▸ **Set problem 1**:
Condense the paragraph of the libvirt sandbox text that begins "Thus the foundation of the sandbox" into a short bulleted list that keeps its main facts.

Libvirt Sandbox Architecture
              ============================

This document outlines how the libvirt sandbox architecture operates with different
types of virtualization technology.


Filesystem usage
================

The general principal behind the "application sandbox" is that the user is running
the actual binaries from their primary OS installation. ie, there is no separate
"guest OS" installation to manage. This is key to achieving the goal of having
zero admin overhead for using virtualization.

Thus the foundation of the sandbox is the host filesystem passthrough capabilities
of the virtualization technology. There needs to be the ability to pass the entire
root filesystem of the host through to the virtual domain in readonly mode. There
are then zero or more additional host locations passed through in read-write mode,
to be mounted at the specific locations in the virtual domain to which the application
will require write access. The host and guest paths for the additional locations
need not, and typically will not, be the same.

▸ **Data provided**:
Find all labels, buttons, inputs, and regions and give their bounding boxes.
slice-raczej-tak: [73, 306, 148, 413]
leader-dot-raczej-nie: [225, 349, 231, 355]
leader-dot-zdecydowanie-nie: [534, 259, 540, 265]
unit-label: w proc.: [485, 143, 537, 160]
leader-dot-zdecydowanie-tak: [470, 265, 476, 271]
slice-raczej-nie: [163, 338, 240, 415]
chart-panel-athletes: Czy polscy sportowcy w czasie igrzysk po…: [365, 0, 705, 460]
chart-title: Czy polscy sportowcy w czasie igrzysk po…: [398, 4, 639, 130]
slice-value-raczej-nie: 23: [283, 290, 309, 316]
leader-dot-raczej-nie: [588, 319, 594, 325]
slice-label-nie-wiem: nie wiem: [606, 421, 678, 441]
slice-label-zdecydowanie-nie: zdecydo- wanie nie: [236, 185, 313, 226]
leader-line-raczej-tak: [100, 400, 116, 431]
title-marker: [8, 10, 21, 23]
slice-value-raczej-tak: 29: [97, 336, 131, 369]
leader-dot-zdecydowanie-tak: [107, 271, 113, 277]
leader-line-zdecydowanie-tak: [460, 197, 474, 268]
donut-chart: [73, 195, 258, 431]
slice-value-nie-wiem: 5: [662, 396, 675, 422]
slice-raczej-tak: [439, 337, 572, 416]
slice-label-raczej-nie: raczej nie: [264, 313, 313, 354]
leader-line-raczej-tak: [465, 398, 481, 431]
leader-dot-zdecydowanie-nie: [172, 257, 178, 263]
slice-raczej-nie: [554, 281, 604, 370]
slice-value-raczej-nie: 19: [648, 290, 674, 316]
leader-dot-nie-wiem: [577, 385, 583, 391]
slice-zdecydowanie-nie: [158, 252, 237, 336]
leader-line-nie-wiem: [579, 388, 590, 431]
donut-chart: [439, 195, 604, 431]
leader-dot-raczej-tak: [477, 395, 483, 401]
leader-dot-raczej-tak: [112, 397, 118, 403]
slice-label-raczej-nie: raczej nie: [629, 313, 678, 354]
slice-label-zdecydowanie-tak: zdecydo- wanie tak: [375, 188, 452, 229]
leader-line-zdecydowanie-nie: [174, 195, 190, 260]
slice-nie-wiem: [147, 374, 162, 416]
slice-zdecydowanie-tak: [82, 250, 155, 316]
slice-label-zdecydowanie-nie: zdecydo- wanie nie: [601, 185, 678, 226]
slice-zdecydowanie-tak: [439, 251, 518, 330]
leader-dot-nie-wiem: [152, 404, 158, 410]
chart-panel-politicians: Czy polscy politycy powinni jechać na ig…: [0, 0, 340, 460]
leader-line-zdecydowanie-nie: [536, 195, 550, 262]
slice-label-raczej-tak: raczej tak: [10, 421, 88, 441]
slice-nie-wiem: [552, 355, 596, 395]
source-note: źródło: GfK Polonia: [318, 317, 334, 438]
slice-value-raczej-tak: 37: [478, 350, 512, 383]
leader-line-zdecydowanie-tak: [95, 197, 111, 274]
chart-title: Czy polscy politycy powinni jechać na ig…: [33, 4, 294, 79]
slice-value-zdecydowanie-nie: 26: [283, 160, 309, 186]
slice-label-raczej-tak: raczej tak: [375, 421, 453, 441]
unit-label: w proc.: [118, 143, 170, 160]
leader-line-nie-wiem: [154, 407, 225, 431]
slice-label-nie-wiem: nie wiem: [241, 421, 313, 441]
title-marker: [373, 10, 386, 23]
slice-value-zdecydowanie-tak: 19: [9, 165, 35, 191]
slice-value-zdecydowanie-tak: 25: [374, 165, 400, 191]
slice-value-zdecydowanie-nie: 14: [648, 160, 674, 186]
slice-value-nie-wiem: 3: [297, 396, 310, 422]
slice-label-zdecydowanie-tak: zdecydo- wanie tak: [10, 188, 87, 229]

▸ **Set problem 2**:
Please reproduce the listing's lines exactly, from the start of the listing through the line containing "slice-value-raczej-tak: 37: [478, 350, 512, 383]", including both ends.

▸ **Correct answer 1**:
- The sandbox is built on the virtualization technology's ability to pass host filesystems through.
- The host's entire root filesystem must be passed through to the virtual domain read-only.
- Zero or more additional host locations are passed through read-write and mounted at the places in the virtual domain where the application needs write access.
- The host and guest paths for these additional locations need not match, and typically will not.

▸ **Correct answer 2**:
Find all labels, buttons, inputs, and regions and give their bounding boxes.
slice-raczej-tak: [73, 306, 148, 413]
leader-dot-raczej-nie: [225, 349, 231, 355]
leader-dot-zdecydowanie-nie: [534, 259, 540, 265]
unit-label: w proc.: [485, 143, 537, 160]
leader-dot-zdecydowanie-tak: [470, 265, 476, 271]
slice-raczej-nie: [163, 338, 240, 415]
chart-panel-athletes: Czy polscy sportowcy w czasie igrzysk po…: [365, 0, 705, 460]
chart-title: Czy polscy sportowcy w czasie igrzysk po…: [398, 4, 639, 130]
slice-value-raczej-nie: 23: [283, 290, 309, 316]
leader-dot-raczej-nie: [588, 319, 594, 325]
slice-label-nie-wiem: nie wiem: [606, 421, 678, 441]
slice-label-zdecydowanie-nie: zdecydo- wanie nie: [236, 185, 313, 226]
leader-line-raczej-tak: [100, 400, 116, 431]
title-marker: [8, 10, 21, 23]
slice-value-raczej-tak: 29: [97, 336, 131, 369]
leader-dot-zdecydowanie-tak: [107, 271, 113, 277]
leader-line-zdecydowanie-tak: [460, 197, 474, 268]
donut-chart: [73, 195, 258, 431]
slice-value-nie-wiem: 5: [662, 396, 675, 422]
slice-raczej-tak: [439, 337, 572, 416]
slice-label-raczej-nie: raczej nie: [264, 313, 313, 354]
leader-line-raczej-tak: [465, 398, 481, 431]
leader-dot-zdecydowanie-nie: [172, 257, 178, 263]
slice-raczej-nie: [554, 281, 604, 370]
slice-value-raczej-nie: 19: [648, 290, 674, 316]
leader-dot-nie-wiem: [577, 385, 583, 391]
slice-zdecydowanie-nie: [158, 252, 237, 336]
leader-line-nie-wiem: [579, 388, 590, 431]
donut-chart: [439, 195, 604, 431]
leader-dot-raczej-tak: [477, 395, 483, 401]
leader-dot-raczej-tak: [112, 397, 118, 403]
slice-label-raczej-nie: raczej nie: [629, 313, 678, 354]
slice-label-zdecydowanie-tak: zdecydo- wanie tak: [375, 188, 452, 229]
leader-line-zdecydowanie-nie: [174, 195, 190, 260]
slice-nie-wiem: [147, 374, 162, 416]
slice-zdecydowanie-tak: [82, 250, 155, 316]
slice-label-zdecydowanie-nie: zdecydo- wanie nie: [601, 185, 678, 226]
slice-zdecydowanie-tak: [439, 251, 518, 330]
leader-dot-nie-wiem: [152, 404, 158, 410]
chart-panel-politicians: Czy polscy politycy powinni jechać na ig…: [0, 0, 340, 460]
leader-line-zdecydowanie-nie: [536, 195, 550, 262]
slice-label-raczej-tak: raczej tak: [10, 421, 88, 441]
slice-nie-wiem: [552, 355, 596, 395]
source-note: źródło: GfK Polonia: [318, 317, 334, 438]
slice-value-raczej-tak: 37: [478, 350, 512, 383]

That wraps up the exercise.